### Work to be completed
Here are some records; return them all exactly.

Data items:
+ + +

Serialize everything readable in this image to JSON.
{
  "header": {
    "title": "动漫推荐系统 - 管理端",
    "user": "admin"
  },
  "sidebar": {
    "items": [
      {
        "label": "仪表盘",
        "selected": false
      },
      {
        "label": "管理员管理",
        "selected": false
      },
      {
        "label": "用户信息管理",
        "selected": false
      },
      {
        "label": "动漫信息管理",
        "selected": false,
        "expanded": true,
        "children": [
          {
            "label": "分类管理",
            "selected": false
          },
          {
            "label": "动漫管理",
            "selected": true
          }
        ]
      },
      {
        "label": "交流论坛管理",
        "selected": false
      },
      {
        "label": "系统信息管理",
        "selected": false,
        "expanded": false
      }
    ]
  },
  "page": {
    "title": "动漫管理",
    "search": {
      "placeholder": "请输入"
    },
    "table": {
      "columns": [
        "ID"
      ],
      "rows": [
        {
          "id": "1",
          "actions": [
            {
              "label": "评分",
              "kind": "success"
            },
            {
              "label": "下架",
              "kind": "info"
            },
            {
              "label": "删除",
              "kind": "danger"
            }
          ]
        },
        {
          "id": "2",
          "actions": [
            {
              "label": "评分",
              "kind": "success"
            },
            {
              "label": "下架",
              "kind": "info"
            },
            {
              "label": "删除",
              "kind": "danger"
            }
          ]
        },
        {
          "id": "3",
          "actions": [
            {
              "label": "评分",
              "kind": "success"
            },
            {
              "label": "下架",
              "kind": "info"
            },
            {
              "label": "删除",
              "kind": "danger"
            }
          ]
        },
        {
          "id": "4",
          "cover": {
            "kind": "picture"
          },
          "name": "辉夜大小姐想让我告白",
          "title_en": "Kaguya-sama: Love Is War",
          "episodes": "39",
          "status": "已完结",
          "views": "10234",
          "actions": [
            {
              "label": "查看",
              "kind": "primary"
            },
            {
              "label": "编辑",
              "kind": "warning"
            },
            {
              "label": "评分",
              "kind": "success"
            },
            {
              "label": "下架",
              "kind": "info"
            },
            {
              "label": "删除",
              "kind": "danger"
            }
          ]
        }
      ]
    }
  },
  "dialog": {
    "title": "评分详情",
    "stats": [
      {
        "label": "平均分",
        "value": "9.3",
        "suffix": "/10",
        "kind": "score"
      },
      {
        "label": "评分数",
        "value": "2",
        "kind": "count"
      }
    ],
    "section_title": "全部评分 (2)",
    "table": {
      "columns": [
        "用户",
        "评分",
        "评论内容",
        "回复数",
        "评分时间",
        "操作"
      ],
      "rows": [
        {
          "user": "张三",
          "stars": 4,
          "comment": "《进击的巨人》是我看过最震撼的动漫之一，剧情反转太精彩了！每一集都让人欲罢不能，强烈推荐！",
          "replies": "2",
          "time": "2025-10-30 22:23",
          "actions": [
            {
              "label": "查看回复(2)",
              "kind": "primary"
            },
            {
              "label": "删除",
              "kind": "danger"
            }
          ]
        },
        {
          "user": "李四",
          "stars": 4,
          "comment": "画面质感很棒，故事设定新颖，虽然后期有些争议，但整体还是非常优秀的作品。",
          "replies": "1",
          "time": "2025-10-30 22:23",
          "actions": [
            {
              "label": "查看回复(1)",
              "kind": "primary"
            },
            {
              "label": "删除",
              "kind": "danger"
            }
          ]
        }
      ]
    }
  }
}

+ + +

### Output for this task
Serialize everything readable in this image to JSON.
{
  "header": {
    "title": "动漫推荐系统 - 管理端",
    "user": "admin"
  },
  "sidebar": {
    "items": [
      {
        "label": "仪表盘",
        "selected": false
      },
      {
        "label": "管理员管理",
        "selected": false
      },
      {
        "label": "用户信息管理",
        "selected": false
      },
      {
        "label": "动漫信息管理",
        "selected": false,
        "expanded": true,
        "children": [
          {
            "label": "分类管理",
            "selected": false
          },
          {
            "label": "动漫管理",
            "selected": true
          }
        ]
      },
      {
        "label": "交流论坛管理",
        "selected": false
      },
      {
        "label": "系统信息管理",
        "selected": false,
        "expanded": false
      }
    ]
  },
  "page": {
    "title": "动漫管理",
    "search": {
      "placeholder": "请输入"
    },
    "table": {
      "columns": [
        "ID"
      ],
      "rows": [
        {
          "id": "1",
          "actions": [
            {
              "label": "评分",
              "kind": "success"
            },
            {
              "label": "下架",
              "kind": "info"
            },
            {
              "label": "删除",
              "kind": "danger"
            }
          ]
        },
        {
          "id": "2",
          "actions": [
            {
              "label": "评分",
              "kind": "success"
            },
            {
              "label": "下架",
              "kind": "info"
            },
            {
              "label": "删除",
              "kind": "danger"
            }
          ]
        },
        {
          "id": "3",
          "actions": [
            {
              "label": "评分",
              "kind": "success"
            },
            {
              "label": "下架",
              "kind": "info"
            },
            {
              "label": "删除",
              "kind": "danger"
            }
          ]
        },
        {
          "id": "4",
          "cover": {
            "kind": "picture"
          },
          "name": "辉夜大小姐想让我告白",
          "title_en": "Kaguya-sama: Love Is War",
          "episodes": "39",
          "status": "已完结",
          "views": "10234",
          "actions": [
            {
              "label": "查看",
              "kind": "primary"
            },
            {
              "label": "编辑",
              "kind": "warning"
            },
            {
              "label": "评分",
              "kind": "success"
            },
            {
              "label": "下架",
              "kind": "info"
            },
            {
              "label": "删除",
              "kind": "danger"
            }
          ]
        }
      ]
    }
  },
  "dialog": {
    "title": "评分详情",
    "stats": [
      {
        "label": "平均分",
        "value": "9.3",
        "suffix": "/10",
        "kind": "score"
      },
      {
        "label": "评分数",
        "value": "2",
        "kind": "count"
      }
    ],
    "section_title": "全部评分 (2)",
    "table": {
      "columns": [
        "用户",
        "评分",
        "评论内容",
        "回复数",
        "评分时间",
        "操作"
      ],
      "rows": [
        {
          "user": "张三",
          "stars": 4,
          "comment": "《进击的巨人》是我看过最震撼的动漫之一，剧情反转太精彩了！每一集都让人欲罢不能，强烈推荐！",
          "replies": "2",
          "time": "2025-10-30 22:23",
          "actions": [
            {
              "label": "查看回复(2)",
              "kind": "primary"
            },
            {
              "label": "删除",
              "kind": "danger"
            }
          ]
        },
        {
          "user": "李四",
          "stars": 4,
          "comment": "画面质感很棒，故事设定新颖，虽然后期有些争议，但整体还是非常优秀的作品。",
          "replies": "1",
          "time": "2025-10-30 22:23",
          "actions": [
            {
              "label": "查看回复(1)",
              "kind": "primary"
            },
            {
              "label": "删除",
              "kind": "danger"
            }
          ]
        }
      ]
    }
  }
}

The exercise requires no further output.